Element location listings:
=-=-=
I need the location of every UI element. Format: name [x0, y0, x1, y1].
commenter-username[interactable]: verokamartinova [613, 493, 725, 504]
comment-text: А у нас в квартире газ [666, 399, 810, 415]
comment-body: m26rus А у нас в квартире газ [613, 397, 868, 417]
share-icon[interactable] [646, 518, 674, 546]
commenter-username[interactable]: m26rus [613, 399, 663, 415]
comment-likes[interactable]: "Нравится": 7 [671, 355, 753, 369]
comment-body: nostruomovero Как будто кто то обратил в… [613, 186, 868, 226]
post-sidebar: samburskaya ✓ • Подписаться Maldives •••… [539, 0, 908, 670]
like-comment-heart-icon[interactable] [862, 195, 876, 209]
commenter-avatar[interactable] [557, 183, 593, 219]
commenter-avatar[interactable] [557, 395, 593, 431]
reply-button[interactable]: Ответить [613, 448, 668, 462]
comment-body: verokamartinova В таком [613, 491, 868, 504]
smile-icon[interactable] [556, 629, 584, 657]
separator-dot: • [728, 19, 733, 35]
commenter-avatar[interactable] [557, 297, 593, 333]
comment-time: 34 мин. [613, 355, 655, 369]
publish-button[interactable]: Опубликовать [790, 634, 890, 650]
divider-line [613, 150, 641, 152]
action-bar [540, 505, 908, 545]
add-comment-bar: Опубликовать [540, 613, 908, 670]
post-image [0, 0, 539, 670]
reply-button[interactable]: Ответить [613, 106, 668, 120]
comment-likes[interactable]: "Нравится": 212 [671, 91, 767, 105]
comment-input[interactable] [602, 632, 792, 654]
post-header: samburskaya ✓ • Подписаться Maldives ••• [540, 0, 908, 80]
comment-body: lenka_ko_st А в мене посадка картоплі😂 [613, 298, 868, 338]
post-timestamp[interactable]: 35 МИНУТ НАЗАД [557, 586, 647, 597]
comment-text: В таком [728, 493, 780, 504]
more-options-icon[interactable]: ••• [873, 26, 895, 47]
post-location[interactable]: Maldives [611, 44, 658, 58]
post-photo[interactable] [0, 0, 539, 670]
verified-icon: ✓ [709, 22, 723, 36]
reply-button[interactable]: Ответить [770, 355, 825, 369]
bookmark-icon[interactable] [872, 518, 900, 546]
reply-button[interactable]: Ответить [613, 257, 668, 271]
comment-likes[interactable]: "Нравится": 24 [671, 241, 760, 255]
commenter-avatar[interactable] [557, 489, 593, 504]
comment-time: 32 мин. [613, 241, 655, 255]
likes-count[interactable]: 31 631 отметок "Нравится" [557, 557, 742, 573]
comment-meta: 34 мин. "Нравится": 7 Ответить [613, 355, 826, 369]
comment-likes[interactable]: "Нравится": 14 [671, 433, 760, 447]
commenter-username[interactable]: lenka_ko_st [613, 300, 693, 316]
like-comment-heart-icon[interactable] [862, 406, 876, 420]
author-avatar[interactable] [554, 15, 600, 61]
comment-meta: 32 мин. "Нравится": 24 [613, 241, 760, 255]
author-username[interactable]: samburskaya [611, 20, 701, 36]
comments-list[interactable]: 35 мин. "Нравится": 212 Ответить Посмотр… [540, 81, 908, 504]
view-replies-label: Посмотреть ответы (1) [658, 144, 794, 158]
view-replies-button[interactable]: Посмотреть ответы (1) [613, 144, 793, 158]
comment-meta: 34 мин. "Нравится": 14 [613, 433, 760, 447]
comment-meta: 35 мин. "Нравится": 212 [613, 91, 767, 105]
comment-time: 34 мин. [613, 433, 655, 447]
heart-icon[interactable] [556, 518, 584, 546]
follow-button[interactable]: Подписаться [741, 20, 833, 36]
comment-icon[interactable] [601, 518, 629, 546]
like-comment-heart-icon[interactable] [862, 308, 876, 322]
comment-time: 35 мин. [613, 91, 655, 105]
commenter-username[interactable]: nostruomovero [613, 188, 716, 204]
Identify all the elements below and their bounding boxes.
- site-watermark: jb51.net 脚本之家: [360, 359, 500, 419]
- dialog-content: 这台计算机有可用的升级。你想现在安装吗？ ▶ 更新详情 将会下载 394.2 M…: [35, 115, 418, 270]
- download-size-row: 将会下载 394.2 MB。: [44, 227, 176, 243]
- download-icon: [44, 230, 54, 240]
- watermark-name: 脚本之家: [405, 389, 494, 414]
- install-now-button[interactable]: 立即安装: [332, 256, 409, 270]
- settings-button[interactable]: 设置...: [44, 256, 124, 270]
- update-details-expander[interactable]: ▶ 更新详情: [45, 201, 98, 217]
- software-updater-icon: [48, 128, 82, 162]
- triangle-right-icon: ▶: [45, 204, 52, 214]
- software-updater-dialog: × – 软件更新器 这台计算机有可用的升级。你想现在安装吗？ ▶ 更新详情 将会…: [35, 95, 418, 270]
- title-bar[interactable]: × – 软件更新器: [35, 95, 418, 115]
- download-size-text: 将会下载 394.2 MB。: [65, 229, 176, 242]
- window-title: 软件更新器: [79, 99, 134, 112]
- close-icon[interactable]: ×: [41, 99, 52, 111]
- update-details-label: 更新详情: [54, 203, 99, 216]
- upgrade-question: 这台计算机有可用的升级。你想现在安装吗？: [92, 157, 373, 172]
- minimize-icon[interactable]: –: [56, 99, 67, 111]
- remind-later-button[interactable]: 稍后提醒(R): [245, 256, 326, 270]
=-=-=
**Challenge:**
Revise the listing by changing every "interactable" to "clickable" and leaving everything else as it is.

**Solution for this task:**
I need the location of every UI element. Format: name [x0, y0, x1, y1].
commenter-username[clickable]: verokamartinova [613, 493, 725, 504]
comment-text: А у нас в квартире газ [666, 399, 810, 415]
comment-body: m26rus А у нас в квартире газ [613, 397, 868, 417]
share-icon[clickable] [646, 518, 674, 546]
commenter-username[clickable]: m26rus [613, 399, 663, 415]
comment-likes[clickable]: "Нравится": 7 [671, 355, 753, 369]
comment-body: nostruomovero Как будто кто то обратил в… [613, 186, 868, 226]
post-sidebar: samburskaya ✓ • Подписаться Maldives •••… [539, 0, 908, 670]
like-comment-heart-icon[clickable] [862, 195, 876, 209]
commenter-avatar[clickable] [557, 183, 593, 219]
commenter-avatar[clickable] [557, 395, 593, 431]
reply-button[clickable]: Ответить [613, 448, 668, 462]
comment-body: verokamartinova В таком [613, 491, 868, 504]
smile-icon[clickable] [556, 629, 584, 657]
separator-dot: • [728, 19, 733, 35]
commenter-avatar[clickable] [557, 297, 593, 333]
comment-time: 34 мин. [613, 355, 655, 369]
publish-button[clickable]: Опубликовать [790, 634, 890, 650]
divider-line [613, 150, 641, 152]
action-bar [540, 505, 908, 545]
add-comment-bar: Опубликовать [540, 613, 908, 670]
post-image [0, 0, 539, 670]
reply-button[clickable]: Ответить [613, 106, 668, 120]
comment-likes[clickable]: "Нравится": 212 [671, 91, 767, 105]
comment-input[clickable] [602, 632, 792, 654]
post-header: samburskaya ✓ • Подписаться Maldives ••• [540, 0, 908, 80]
comment-body: lenka_ko_st А в мене посадка картоплі😂 [613, 298, 868, 338]
post-timestamp[clickable]: 35 МИНУТ НАЗАД [557, 586, 647, 597]
comment-text: В таком [728, 493, 780, 504]
more-options-icon[clickable]: ••• [873, 26, 895, 47]
post-location[clickable]: Maldives [611, 44, 658, 58]
post-photo[clickable] [0, 0, 539, 670]
verified-icon: ✓ [709, 22, 723, 36]
reply-button[clickable]: Ответить [770, 355, 825, 369]
bookmark-icon[clickable] [872, 518, 900, 546]
reply-button[clickable]: Ответить [613, 257, 668, 271]
comment-likes[clickable]: "Нравится": 24 [671, 241, 760, 255]
commenter-avatar[clickable] [557, 489, 593, 504]
comment-time: 32 мин. [613, 241, 655, 255]
likes-count[clickable]: 31 631 отметок "Нравится" [557, 557, 742, 573]
comment-meta: 34 мин. "Нравится": 7 Ответить [613, 355, 826, 369]
comment-likes[clickable]: "Нравится": 14 [671, 433, 760, 447]
commenter-username[clickable]: lenka_ko_st [613, 300, 693, 316]
like-comment-heart-icon[clickable] [862, 406, 876, 420]
author-avatar[clickable] [554, 15, 600, 61]
comment-meta: 32 мин. "Нравится": 24 [613, 241, 760, 255]
author-username[clickable]: samburskaya [611, 20, 701, 36]
comments-list[clickable]: 35 мин. "Нравится": 212 Ответить Посмотр… [540, 81, 908, 504]
view-replies-label: Посмотреть ответы (1) [658, 144, 794, 158]
view-replies-button[clickable]: Посмотреть ответы (1) [613, 144, 793, 158]
comment-meta: 34 мин. "Нравится": 14 [613, 433, 760, 447]
comment-meta: 35 мин. "Нравится": 212 [613, 91, 767, 105]
comment-time: 34 мин. [613, 433, 655, 447]
heart-icon[clickable] [556, 518, 584, 546]
follow-button[clickable]: Подписаться [741, 20, 833, 36]
comment-icon[clickable] [601, 518, 629, 546]
like-comment-heart-icon[clickable] [862, 308, 876, 322]
comment-time: 35 мин. [613, 91, 655, 105]
commenter-username[clickable]: nostruomovero [613, 188, 716, 204]
Identify all the elements below and their bounding boxes.
- site-watermark: jb51.net 脚本之家: [360, 359, 500, 419]
- dialog-content: 这台计算机有可用的升级。你想现在安装吗？ ▶ 更新详情 将会下载 394.2 M…: [35, 115, 418, 270]
- download-size-row: 将会下载 394.2 MB。: [44, 227, 176, 243]
- download-icon: [44, 230, 54, 240]
- watermark-name: 脚本之家: [405, 389, 494, 414]
- install-now-button[clickable]: 立即安装: [332, 256, 409, 270]
- settings-button[clickable]: 设置...: [44, 256, 124, 270]
- update-details-expander[clickable]: ▶ 更新详情: [45, 201, 98, 217]
- software-updater-icon: [48, 128, 82, 162]
- triangle-right-icon: ▶: [45, 204, 52, 214]
- software-updater-dialog: × – 软件更新器 这台计算机有可用的升级。你想现在安装吗？ ▶ 更新详情 将会…: [35, 95, 418, 270]
- title-bar[clickable]: × – 软件更新器: [35, 95, 418, 115]
- download-size-text: 将会下载 394.2 MB。: [65, 229, 176, 242]
- window-title: 软件更新器: [79, 99, 134, 112]
- close-icon[clickable]: ×: [41, 99, 52, 111]
- update-details-label: 更新详情: [54, 203, 99, 216]
- upgrade-question: 这台计算机有可用的升级。你想现在安装吗？: [92, 157, 373, 172]
- minimize-icon[clickable]: –: [56, 99, 67, 111]
- remind-later-button[clickable]: 稍后提醒(R): [245, 256, 326, 270]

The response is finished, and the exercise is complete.